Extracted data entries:
begin
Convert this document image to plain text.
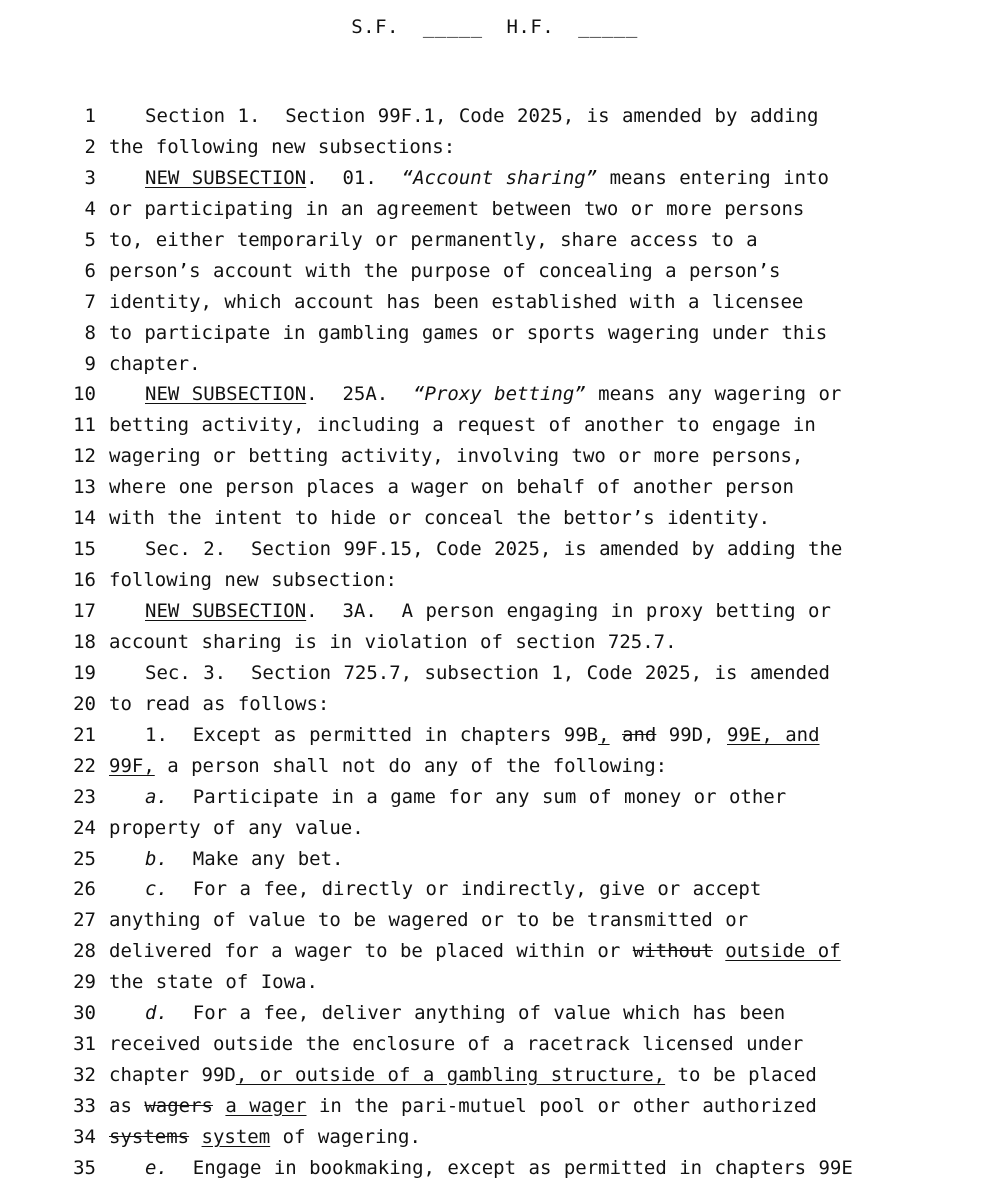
S.F. _____ H.F. _____
1	Section 1.  Section 99F.1, Code 2025, is amended by adding
2 the following new subsections:
3	NEW SUBSECTION.  01.  “Account sharing” means entering into
4 or participating in an agreement between two or more persons
5 to, either temporarily or permanently, share access to a
6 person’s account with the purpose of concealing a person’s
7 identity, which account has been established with a licensee
8 to participate in gambling games or sports wagering under this
9 chapter.
10	NEW SUBSECTION.  25A.  “Proxy betting” means any wagering or
11 betting activity, including a request of another to engage in
12 wagering or betting activity, involving two or more persons,
13 where one person places a wager on behalf of another person
14 with the intent to hide or conceal the bettor’s identity.
15	Sec. 2.  Section 99F.15, Code 2025, is amended by adding the
16 following new subsection:
17	NEW SUBSECTION.  3A.  A person engaging in proxy betting or
18 account sharing is in violation of section 725.7.
19	Sec. 3.  Section 725.7, subsection 1, Code 2025, is amended
20 to read as follows:
21	1.  Except as permitted in chapters 99B, and 99D, 99E, and
22 99F, a person shall not do any of the following:
23	a.  Participate in a game for any sum of money or other
24 property of any value.
25	b.  Make any bet.
26	c.  For a fee, directly or indirectly, give or accept
27 anything of value to be wagered or to be transmitted or
28 delivered for a wager to be placed within or without outside of
29 the state of Iowa.
30	d.  For a fee, deliver anything of value which has been
31 received outside the enclosure of a racetrack licensed under
32 chapter 99D, or outside of a gambling structure, to be placed
33 as wagers a wager in the pari-mutuel pool or other authorized
34 systems system of wagering.
35	e.  Engage in bookmaking, except as permitted in chapters 99E
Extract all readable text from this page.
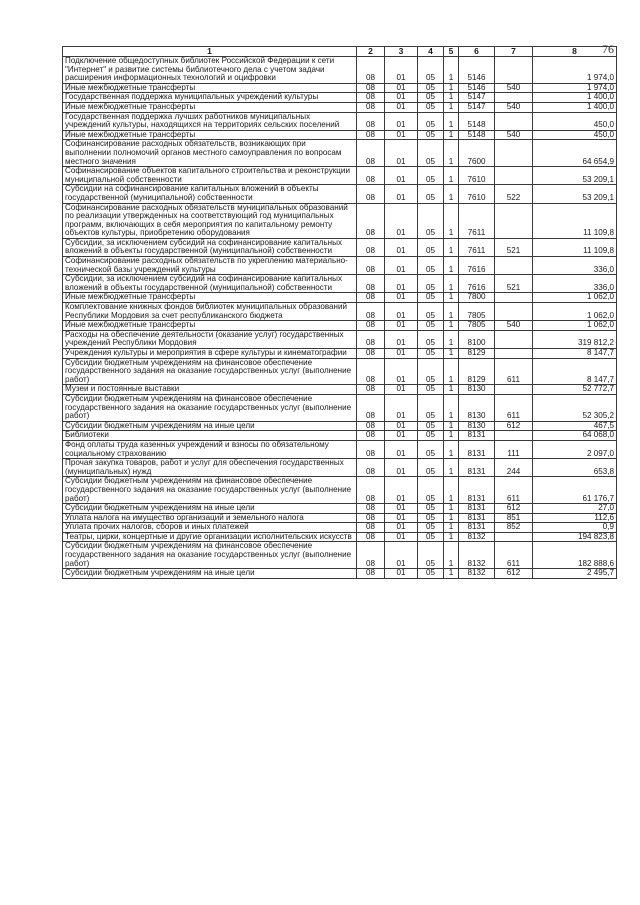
76
1	2	3	4	5	6	7	8
Подключение общедоступных библиотек Российской Федерации к сети "Интернет" и развитие системы библиотечного дела с учетом задачи расширения информационных технологий и оцифровки	08	01	05	1	5146		1 974,0
Иные межбюджетные трансферты	08	01	05	1	5146	540	1 974,0
Государственная поддержка муниципальных учреждений культуры	08	01	05	1	5147		1 400,0
Иные межбюджетные трансферты	08	01	05	1	5147	540	1 400,0
Государственная поддержка лучших работников муниципальных учреждений культуры, находящихся на территориях сельских поселений	08	01	05	1	5148		450,0
Иные межбюджетные трансферты	08	01	05	1	5148	540	450,0
Софинансирование расходных обязательств, возникающих при выполнении полномочий органов местного самоуправления по вопросам местного значения	08	01	05	1	7600		64 654,9
Софинансирование объектов капитального строительства и реконструкции муниципальной собственности	08	01	05	1	7610		53 209,1
Субсидии на софинансирование капитальных вложений в объекты государственной (муниципальной) собственности	08	01	05	1	7610	522	53 209,1
Софинансирование расходных обязательств муниципальных образований по реализации утвержденных на соответствующий год муниципальных программ, включающих в себя мероприятия по капитальному ремонту объектов культуры, приобретению оборудования	08	01	05	1	7611		11 109,8
Субсидии, за исключением субсидий на софинансирование капитальных вложений в объекты государственной (муниципальной) собственности	08	01	05	1	7611	521	11 109,8
Софинансирование расходных обязательств по укреплению материально-технической базы учреждений культуры	08	01	05	1	7616		336,0
Субсидии, за исключением субсидий на софинансирование капитальных вложений в объекты государственной (муниципальной) собственности	08	01	05	1	7616	521	336,0
Иные межбюджетные трансферты	08	01	05	1	7800		1 062,0
Комплектование книжных фондов библиотек муниципальных образований Республики Мордовия за счет республиканского бюджета	08	01	05	1	7805		1 062,0
Иные межбюджетные трансферты	08	01	05	1	7805	540	1 062,0
Расходы на обеспечение деятельности (оказание услуг) государственных учреждений Республики Мордовия	08	01	05	1	8100		319 812,2
Учреждения культуры и мероприятия в сфере культуры и кинематографии	08	01	05	1	8129		8 147,7
Субсидии бюджетным учреждениям на финансовое обеспечение государственного задания на оказание государственных услуг (выполнение работ)	08	01	05	1	8129	611	8 147,7
Музеи и постоянные выставки	08	01	05	1	8130		52 772,7
Субсидии бюджетным учреждениям на финансовое обеспечение государственного задания на оказание государственных услуг (выполнение работ)	08	01	05	1	8130	611	52 305,2
Субсидии бюджетным учреждениям на иные цели	08	01	05	1	8130	612	467,5
Библиотеки	08	01	05	1	8131		64 068,0
Фонд оплаты труда казенных учреждений и взносы по обязательному социальному страхованию	08	01	05	1	8131	111	2 097,0
Прочая закупка товаров, работ и услуг для обеспечения государственных (муниципальных) нужд	08	01	05	1	8131	244	653,8
Субсидии бюджетным учреждениям на финансовое обеспечение государственного задания на оказание государственных услуг (выполнение работ)	08	01	05	1	8131	611	61 176,7
Субсидии бюджетным учреждениям на иные цели	08	01	05	1	8131	612	27,0
Уплата налога на имущество организаций и земельного налога	08	01	05	1	8131	851	112,6
Уплата прочих налогов, сборов и иных платежей	08	01	05	1	8131	852	0,9
Театры, цирки, концертные и другие организации исполнительских искусств	08	01	05	1	8132		194 823,8
Субсидии бюджетным учреждениям на финансовое обеспечение государственного задания на оказание государственных услуг (выполнение работ)	08	01	05	1	8132	611	182 888,6
Субсидии бюджетным учреждениям на иные цели	08	01	05	1	8132	612	2 495,7
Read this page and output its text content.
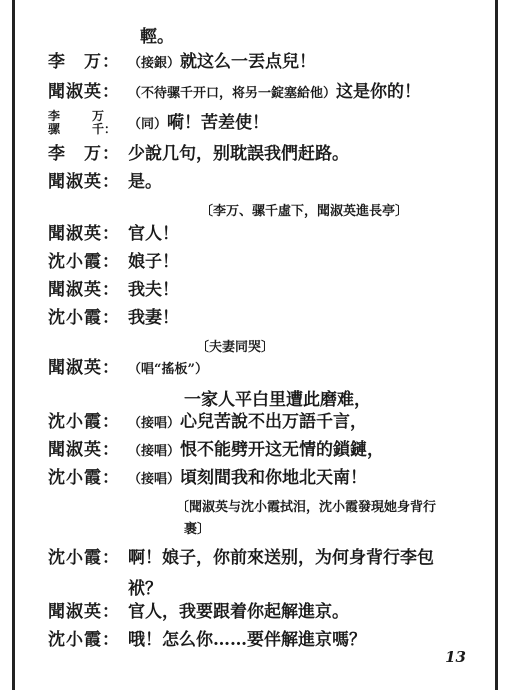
輕。
李　万： （接銀）就这么一丟点兒！
聞淑英： （不待骡千开口，将另一錠塞給他）这是你的！
李	万
骡	千： （同）嗬！苦差使！
李　万： 少說几句，别耽誤我們赶路。
聞淑英： 是。
〔李万、骡千虛下，聞淑英進長亭〕
聞淑英： 官人！
沈小霞： 娘子！
聞淑英： 我夫！
沈小霞： 我妻！
〔夫妻同哭〕
聞淑英： （唱“搖板”）
一家人平白里遭此磨难，
沈小霞： （接唱）心兒苦說不出万語千言，
聞淑英： （接唱）恨不能劈开这无情的鎖鏈，
沈小霞： （接唱）頃刻間我和你地北天南！
〔聞淑英与沈小霞拭泪，沈小霞發現她身背行
裹〕
沈小霞： 啊！娘子，你前來送别，为何身背行李包
袱？
聞淑英： 官人，我要跟着你起解進京。
沈小霞： 哦！怎么你……要伴解進京嗎？
13
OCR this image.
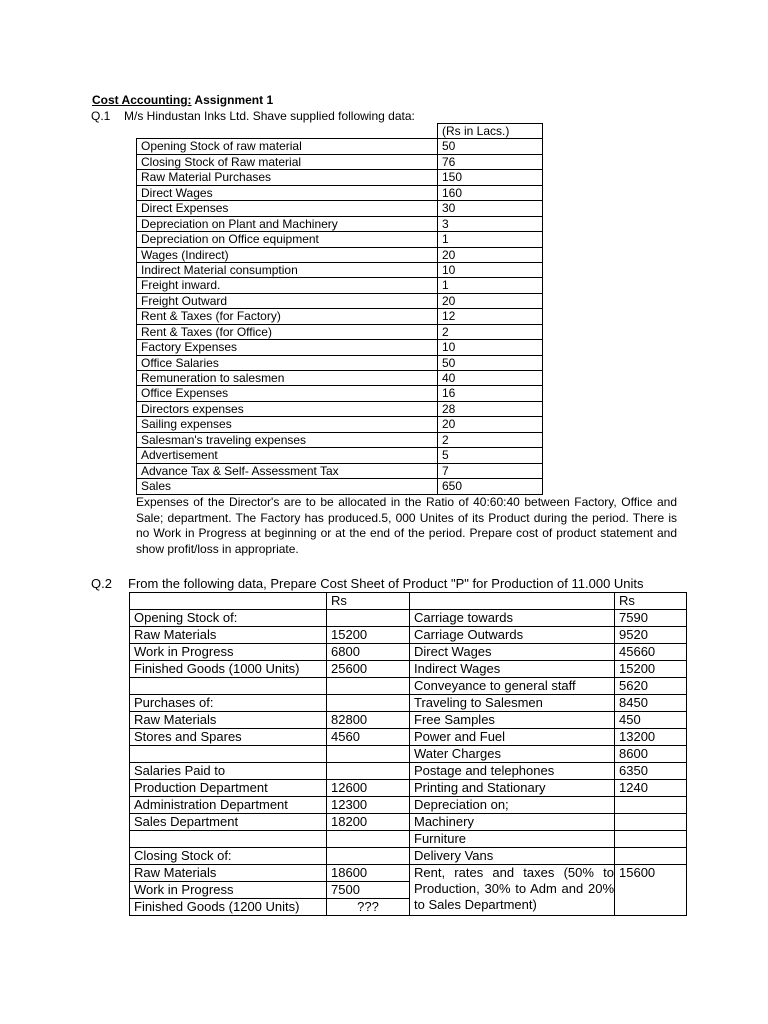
Cost Accounting: Assignment 1
Q.1 M/s Hindustan Inks Ltd. Shave supplied following data:
	(Rs in Lacs.)
Opening Stock of raw material	50
Closing Stock of Raw material	76
Raw Material Purchases	150
Direct Wages	160
Direct Expenses	30
Depreciation on Plant and Machinery	3
Depreciation on Office equipment	1
Wages (Indirect)	20
Indirect Material consumption	10
Freight inward.	1
Freight Outward	20
Rent & Taxes (for Factory)	12
Rent & Taxes (for Office)	2
Factory Expenses	10
Office Salaries	50
Remuneration to salesmen	40
Office Expenses	16
Directors expenses	28
Sailing expenses	20
Salesman's traveling expenses	2
Advertisement	5
Advance Tax & Self- Assessment Tax	7
Sales	650
Expenses of the Director's are to be allocated in the Ratio of 40:60:40 between Factory, Office and Sale; department. The Factory has produced.5, 000 Unites of its Product during the period. There is no Work in Progress at beginning or at the end of the period. Prepare cost of product statement and show profit/loss in appropriate.
Q.2 From the following data, Prepare Cost Sheet of Product "P" for Production of 11.000 Units
	Rs		Rs
Opening Stock of:		Carriage towards	7590
Raw Materials	15200	Carriage Outwards	9520
Work in Progress	6800	Direct Wages	45660
Finished Goods (1000 Units)	25600	Indirect Wages	15200
		Conveyance to general staff	5620
Purchases of:		Traveling to Salesmen	8450
Raw Materials	82800	Free Samples	450
Stores and Spares	4560	Power and Fuel	13200
		Water Charges	8600
Salaries Paid to		Postage and telephones	6350
Production Department	12600	Printing and Stationary	1240
Administration Department	12300	Depreciation on;	
Sales Department	18200	Machinery	
		Furniture	
Closing Stock of:		Delivery Vans	
Raw Materials	18600	Rent, rates and taxes (50% to Production, 30% to Adm and 20% to Sales Department)	15600
Work in Progress	7500		
Finished Goods (1200 Units)	???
end
* WHAT TO WORK ON
Return every line of the preceding records in which the word "page" appears.

* ANSWER FOR THE TASK
Extract all readable text from this page.
Read this page and output its text content.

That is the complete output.